* **What is required**
Check every line of the entries for "continue", and copy the lines that hold it.

* **Items from a data source**
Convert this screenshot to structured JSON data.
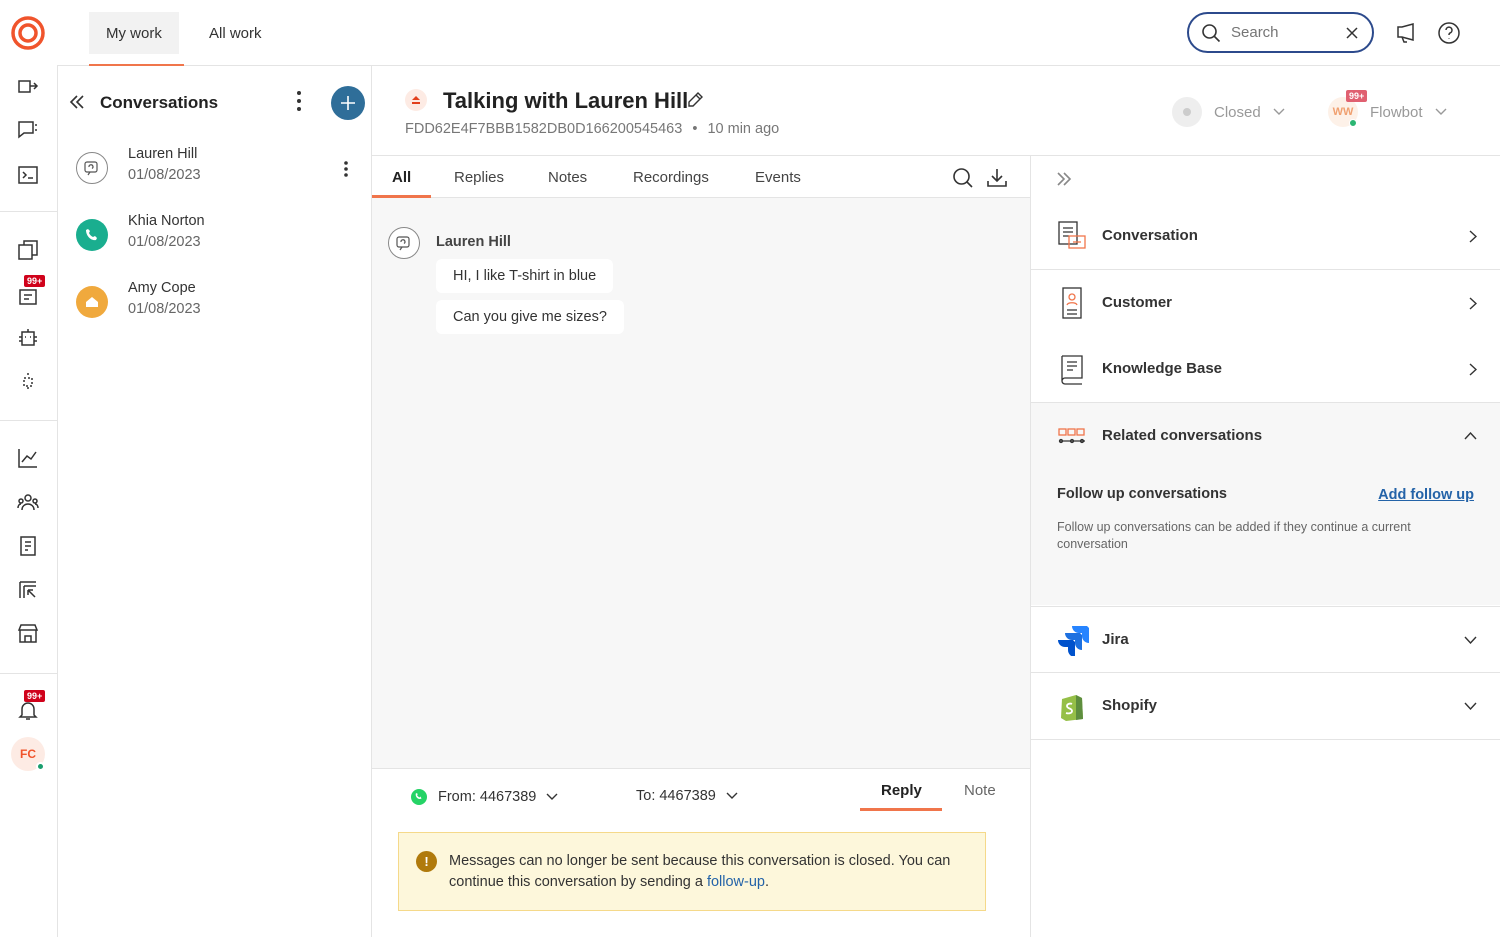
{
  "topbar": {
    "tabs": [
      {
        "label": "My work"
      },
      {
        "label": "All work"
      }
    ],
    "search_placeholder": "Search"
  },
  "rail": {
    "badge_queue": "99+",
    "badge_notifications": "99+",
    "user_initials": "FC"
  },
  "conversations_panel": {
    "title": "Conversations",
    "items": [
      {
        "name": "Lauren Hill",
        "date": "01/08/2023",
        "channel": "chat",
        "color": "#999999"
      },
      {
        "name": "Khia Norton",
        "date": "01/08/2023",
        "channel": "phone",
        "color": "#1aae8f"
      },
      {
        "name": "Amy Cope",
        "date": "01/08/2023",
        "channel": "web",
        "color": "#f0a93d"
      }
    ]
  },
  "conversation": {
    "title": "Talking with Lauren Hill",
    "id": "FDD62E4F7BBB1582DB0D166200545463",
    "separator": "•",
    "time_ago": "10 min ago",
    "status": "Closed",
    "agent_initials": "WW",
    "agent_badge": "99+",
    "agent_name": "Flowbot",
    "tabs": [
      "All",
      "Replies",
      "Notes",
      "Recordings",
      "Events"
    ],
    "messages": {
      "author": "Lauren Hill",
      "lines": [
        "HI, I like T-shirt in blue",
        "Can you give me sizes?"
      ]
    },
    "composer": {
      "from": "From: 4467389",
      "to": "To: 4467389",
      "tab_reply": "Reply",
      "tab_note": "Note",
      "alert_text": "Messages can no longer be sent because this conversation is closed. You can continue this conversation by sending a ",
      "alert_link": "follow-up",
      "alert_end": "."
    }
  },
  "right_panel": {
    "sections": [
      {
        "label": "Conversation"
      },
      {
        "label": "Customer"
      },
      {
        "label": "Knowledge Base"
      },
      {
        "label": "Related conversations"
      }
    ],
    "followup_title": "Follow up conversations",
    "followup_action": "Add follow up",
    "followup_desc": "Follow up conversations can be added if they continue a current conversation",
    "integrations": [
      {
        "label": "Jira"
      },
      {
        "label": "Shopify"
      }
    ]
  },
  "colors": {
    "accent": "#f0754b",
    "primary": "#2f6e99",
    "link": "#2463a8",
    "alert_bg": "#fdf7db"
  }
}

==

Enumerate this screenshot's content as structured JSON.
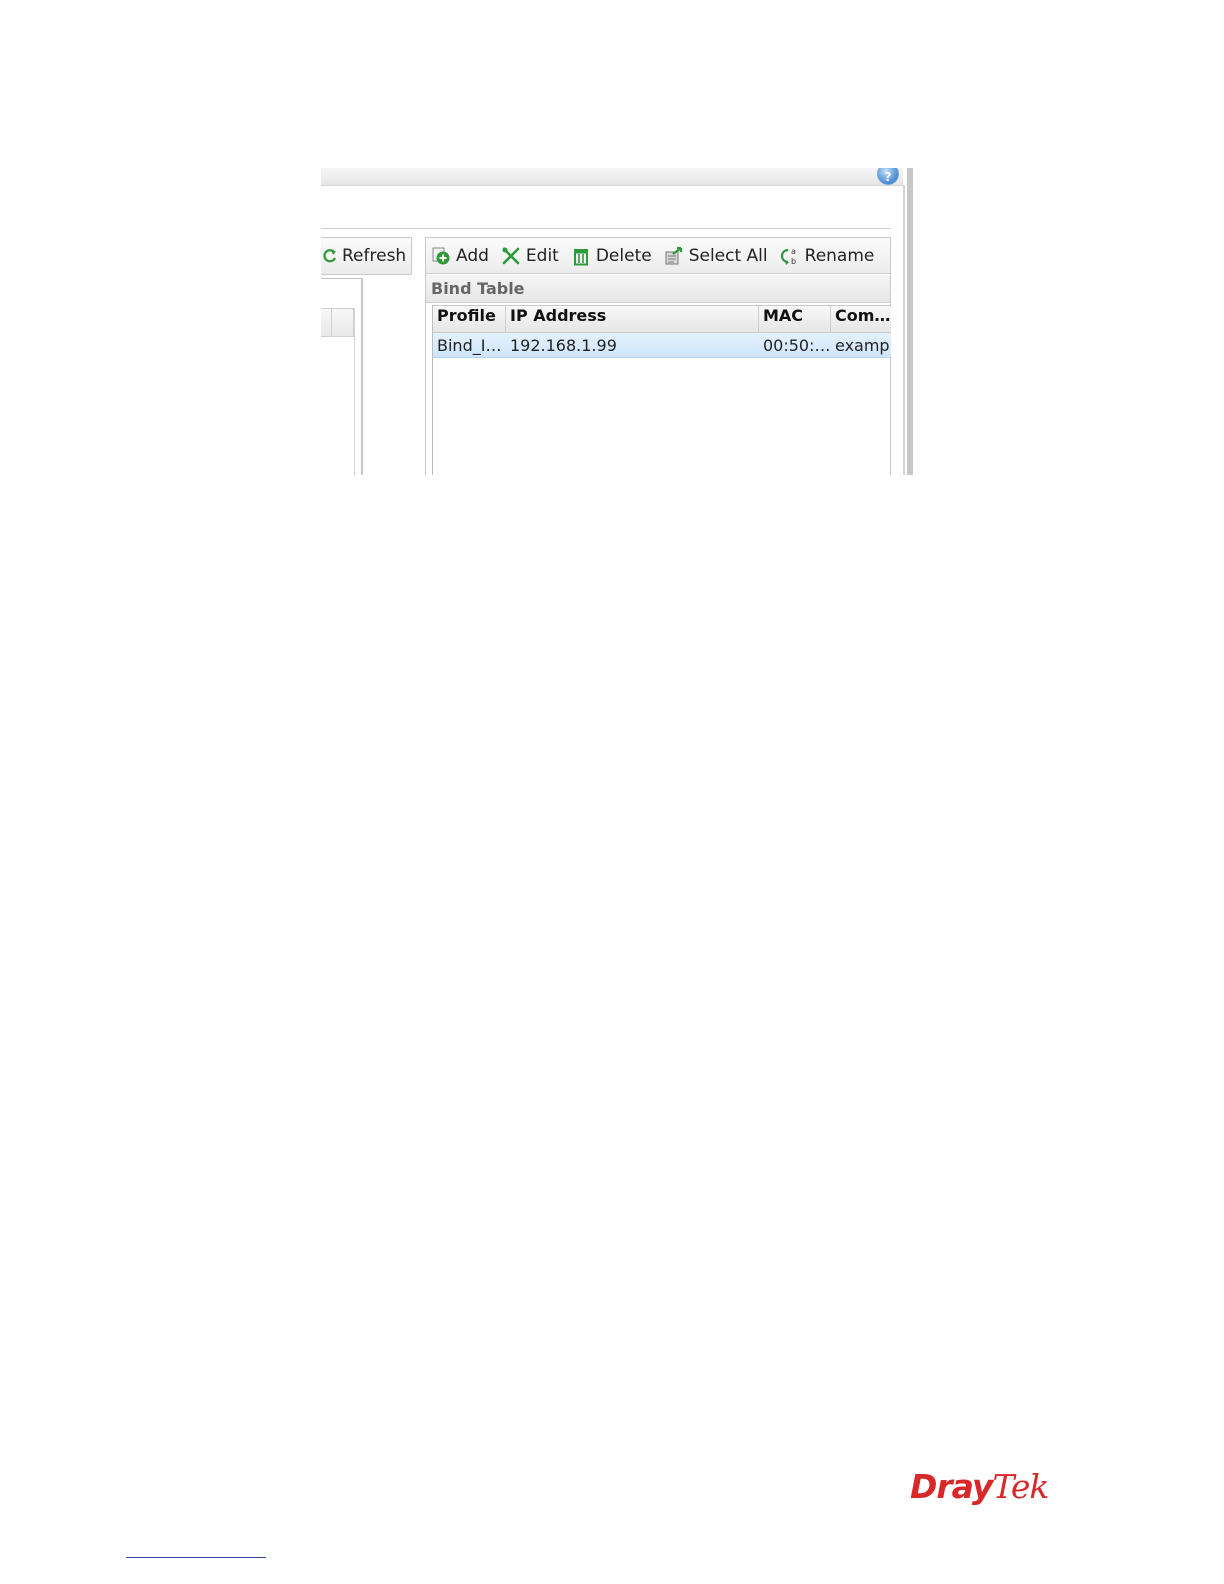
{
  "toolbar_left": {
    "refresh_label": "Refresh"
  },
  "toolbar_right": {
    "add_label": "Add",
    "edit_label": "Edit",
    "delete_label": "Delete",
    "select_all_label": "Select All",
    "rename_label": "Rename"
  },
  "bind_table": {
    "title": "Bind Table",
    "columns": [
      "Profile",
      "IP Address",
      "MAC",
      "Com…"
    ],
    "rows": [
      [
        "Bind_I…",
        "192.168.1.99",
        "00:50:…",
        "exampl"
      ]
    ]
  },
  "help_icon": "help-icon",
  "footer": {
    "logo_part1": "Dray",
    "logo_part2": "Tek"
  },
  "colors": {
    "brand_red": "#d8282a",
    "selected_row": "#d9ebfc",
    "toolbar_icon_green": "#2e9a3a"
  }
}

* **The output**
      "alert_text": "Messages can no longer be sent because this conversation is closed. You can continue this conversation by sending a ",
    "followup_desc": "Follow up conversations can be added if they continue a current conversation",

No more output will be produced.